Aim =
Drop the images; return everything else in the listing below exactly.

[Saved data entries]
- - - - -

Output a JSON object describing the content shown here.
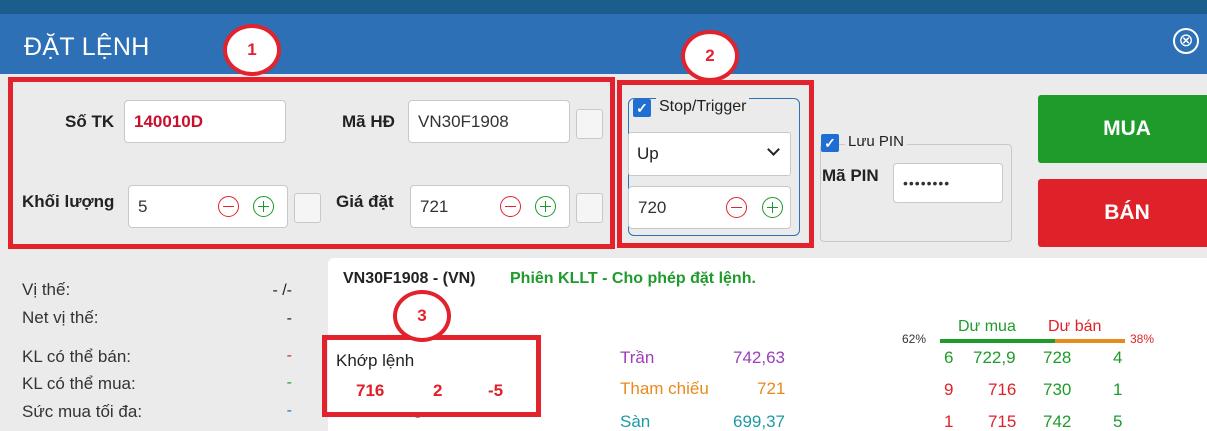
{
  "window": {
    "title": "ĐẶT LỆNH",
    "close_icon": "⊗"
  },
  "badges": [
    "1",
    "2",
    "3"
  ],
  "form": {
    "account_label": "Số TK",
    "account_value": "140010D",
    "contract_label": "Mã HĐ",
    "contract_value": "VN30F1908",
    "quantity_label": "Khối lượng",
    "quantity_value": "5",
    "price_label": "Giá đặt",
    "price_value": "721"
  },
  "stop": {
    "checked_icon": "✓",
    "label": "Stop/Trigger",
    "direction": "Up",
    "trigger_price": "720"
  },
  "pin": {
    "checked_icon": "✓",
    "save_label": "Lưu PIN",
    "pin_label": "Mã PIN",
    "pin_value": "••••••••"
  },
  "buttons": {
    "buy": "MUA",
    "sell": "BÁN"
  },
  "position": {
    "items": [
      {
        "label": "Vị thế:",
        "value": "- /-",
        "color": "#333333"
      },
      {
        "label": "Net vị thế:",
        "value": "-",
        "color": "#333333"
      },
      {
        "label": "KL có thể bán:",
        "value": "-",
        "color": "#df2129"
      },
      {
        "label": "KL có thể mua:",
        "value": "-",
        "color": "#1f9b2c"
      },
      {
        "label": "Sức mua tối đa:",
        "value": "-",
        "color": "#1f6fd2"
      }
    ],
    "extra_dash": "-"
  },
  "market": {
    "header_symbol": "VN30F1908 - (VN)",
    "session_text": "Phiên KLLT - Cho phép đặt lệnh.",
    "matched_label": "Khớp lệnh",
    "matched_price": "716",
    "matched_volume": "2",
    "matched_change": "-5",
    "ceiling_label": "Trần",
    "ceiling_value": "742,63",
    "reference_label": "Tham chiếu",
    "reference_value": "721",
    "floor_label": "Sàn",
    "floor_value": "699,37",
    "buy_pct": "62%",
    "sell_pct": "38%",
    "buy_fraction": 0.62,
    "buy_side_label": "Dư mua",
    "sell_side_label": "Dư bán",
    "depth": [
      {
        "bid_vol": "6",
        "bid_price": "722,9",
        "ask_price": "728",
        "ask_vol": "4",
        "color": "#1f9b2c"
      },
      {
        "bid_vol": "9",
        "bid_price": "716",
        "ask_price": "730",
        "ask_vol": "1",
        "color": "#df2129"
      },
      {
        "bid_vol": "1",
        "bid_price": "715",
        "ask_price": "742",
        "ask_vol": "5",
        "color": "#df2129"
      }
    ]
  }
}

- - - - -

Solution to the problem =
Output a JSON object describing the content shown here.
{
  "window": {
    "title": "ĐẶT LỆNH",
    "close_icon": "⊗"
  },
  "badges": [
    "1",
    "2",
    "3"
  ],
  "form": {
    "account_label": "Số TK",
    "account_value": "140010D",
    "contract_label": "Mã HĐ",
    "contract_value": "VN30F1908",
    "quantity_label": "Khối lượng",
    "quantity_value": "5",
    "price_label": "Giá đặt",
    "price_value": "721"
  },
  "stop": {
    "checked_icon": "✓",
    "label": "Stop/Trigger",
    "direction": "Up",
    "trigger_price": "720"
  },
  "pin": {
    "checked_icon": "✓",
    "save_label": "Lưu PIN",
    "pin_label": "Mã PIN",
    "pin_value": "••••••••"
  },
  "buttons": {
    "buy": "MUA",
    "sell": "BÁN"
  },
  "position": {
    "items": [
      {
        "label": "Vị thế:",
        "value": "- /-",
        "color": "#333333"
      },
      {
        "label": "Net vị thế:",
        "value": "-",
        "color": "#333333"
      },
      {
        "label": "KL có thể bán:",
        "value": "-",
        "color": "#df2129"
      },
      {
        "label": "KL có thể mua:",
        "value": "-",
        "color": "#1f9b2c"
      },
      {
        "label": "Sức mua tối đa:",
        "value": "-",
        "color": "#1f6fd2"
      }
    ],
    "extra_dash": "-"
  },
  "market": {
    "header_symbol": "VN30F1908 - (VN)",
    "session_text": "Phiên KLLT - Cho phép đặt lệnh.",
    "matched_label": "Khớp lệnh",
    "matched_price": "716",
    "matched_volume": "2",
    "matched_change": "-5",
    "ceiling_label": "Trần",
    "ceiling_value": "742,63",
    "reference_label": "Tham chiếu",
    "reference_value": "721",
    "floor_label": "Sàn",
    "floor_value": "699,37",
    "buy_pct": "62%",
    "sell_pct": "38%",
    "buy_fraction": 0.62,
    "buy_side_label": "Dư mua",
    "sell_side_label": "Dư bán",
    "depth": [
      {
        "bid_vol": "6",
        "bid_price": "722,9",
        "ask_price": "728",
        "ask_vol": "4",
        "color": "#1f9b2c"
      },
      {
        "bid_vol": "9",
        "bid_price": "716",
        "ask_price": "730",
        "ask_vol": "1",
        "color": "#df2129"
      },
      {
        "bid_vol": "1",
        "bid_price": "715",
        "ask_price": "742",
        "ask_vol": "5",
        "color": "#df2129"
      }
    ]
  }
}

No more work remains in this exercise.